### [Set task]
Copy each line that contains the word "DAVID".

### [Exercise material]
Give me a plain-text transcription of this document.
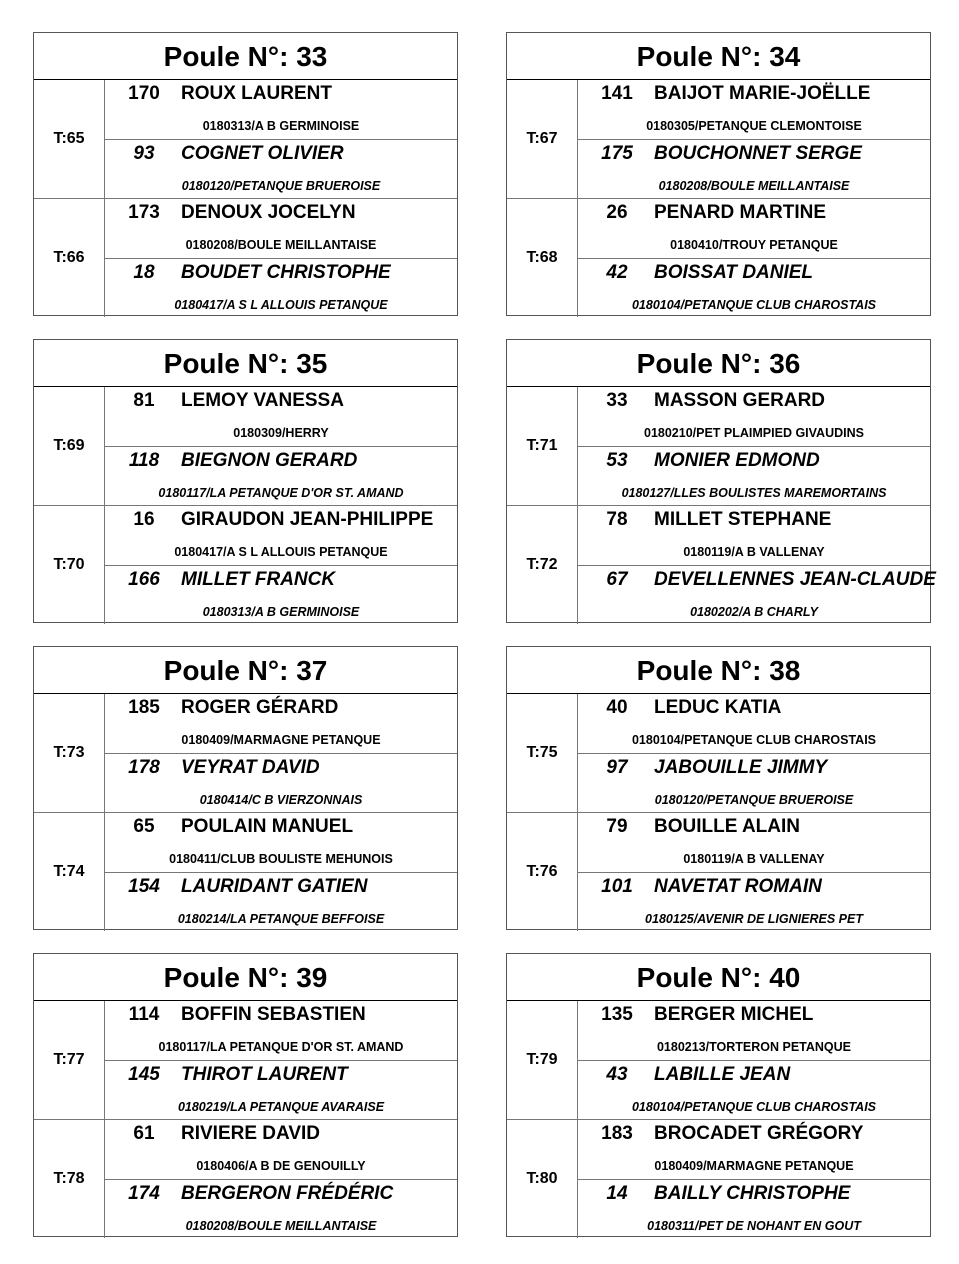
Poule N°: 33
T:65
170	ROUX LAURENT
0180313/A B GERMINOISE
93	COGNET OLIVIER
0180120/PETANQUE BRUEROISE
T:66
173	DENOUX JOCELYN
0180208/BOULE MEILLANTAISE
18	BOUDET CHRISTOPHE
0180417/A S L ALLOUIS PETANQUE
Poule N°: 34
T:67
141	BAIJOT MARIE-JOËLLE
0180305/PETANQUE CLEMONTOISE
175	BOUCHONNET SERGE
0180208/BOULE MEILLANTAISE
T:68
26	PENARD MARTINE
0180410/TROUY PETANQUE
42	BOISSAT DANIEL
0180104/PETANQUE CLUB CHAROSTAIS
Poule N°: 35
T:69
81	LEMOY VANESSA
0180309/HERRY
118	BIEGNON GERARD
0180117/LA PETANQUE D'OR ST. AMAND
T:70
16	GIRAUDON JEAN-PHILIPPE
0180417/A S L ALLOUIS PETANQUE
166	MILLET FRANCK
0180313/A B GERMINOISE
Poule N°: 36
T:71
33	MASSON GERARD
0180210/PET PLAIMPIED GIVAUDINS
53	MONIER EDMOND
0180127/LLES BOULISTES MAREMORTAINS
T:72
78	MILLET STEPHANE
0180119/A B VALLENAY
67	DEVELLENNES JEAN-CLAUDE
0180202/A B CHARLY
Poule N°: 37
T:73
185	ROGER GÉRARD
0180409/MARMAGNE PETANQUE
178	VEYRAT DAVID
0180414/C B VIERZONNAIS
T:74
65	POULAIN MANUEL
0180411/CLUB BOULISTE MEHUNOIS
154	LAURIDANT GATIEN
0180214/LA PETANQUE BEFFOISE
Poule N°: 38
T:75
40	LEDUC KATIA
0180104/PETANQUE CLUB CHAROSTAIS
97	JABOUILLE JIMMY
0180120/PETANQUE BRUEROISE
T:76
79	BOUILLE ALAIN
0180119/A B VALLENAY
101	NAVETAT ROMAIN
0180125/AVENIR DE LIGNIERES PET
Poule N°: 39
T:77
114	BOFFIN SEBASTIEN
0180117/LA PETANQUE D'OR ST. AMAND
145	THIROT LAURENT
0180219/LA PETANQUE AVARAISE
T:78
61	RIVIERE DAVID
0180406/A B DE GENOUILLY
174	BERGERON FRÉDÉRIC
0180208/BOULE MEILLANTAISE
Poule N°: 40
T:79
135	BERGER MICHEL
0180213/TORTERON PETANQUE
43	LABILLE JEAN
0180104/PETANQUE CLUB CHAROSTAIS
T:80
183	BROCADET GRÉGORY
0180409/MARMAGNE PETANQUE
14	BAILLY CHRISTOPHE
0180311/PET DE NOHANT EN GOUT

---

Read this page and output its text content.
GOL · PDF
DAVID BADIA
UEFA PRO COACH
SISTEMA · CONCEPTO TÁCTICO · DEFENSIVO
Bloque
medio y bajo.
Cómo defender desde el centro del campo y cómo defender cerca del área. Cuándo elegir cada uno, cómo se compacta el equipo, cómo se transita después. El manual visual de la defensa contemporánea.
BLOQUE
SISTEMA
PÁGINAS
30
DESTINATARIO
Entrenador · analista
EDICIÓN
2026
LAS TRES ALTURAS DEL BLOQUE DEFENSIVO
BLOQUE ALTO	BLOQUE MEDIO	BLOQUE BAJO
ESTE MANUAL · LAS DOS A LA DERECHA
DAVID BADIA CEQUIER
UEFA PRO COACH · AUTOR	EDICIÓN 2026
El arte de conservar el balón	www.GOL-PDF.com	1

### [Right answer]
178	VEYRAT DAVID
61	RIVIERE DAVID
DAVID BADIA
DAVID BADIA CEQUIER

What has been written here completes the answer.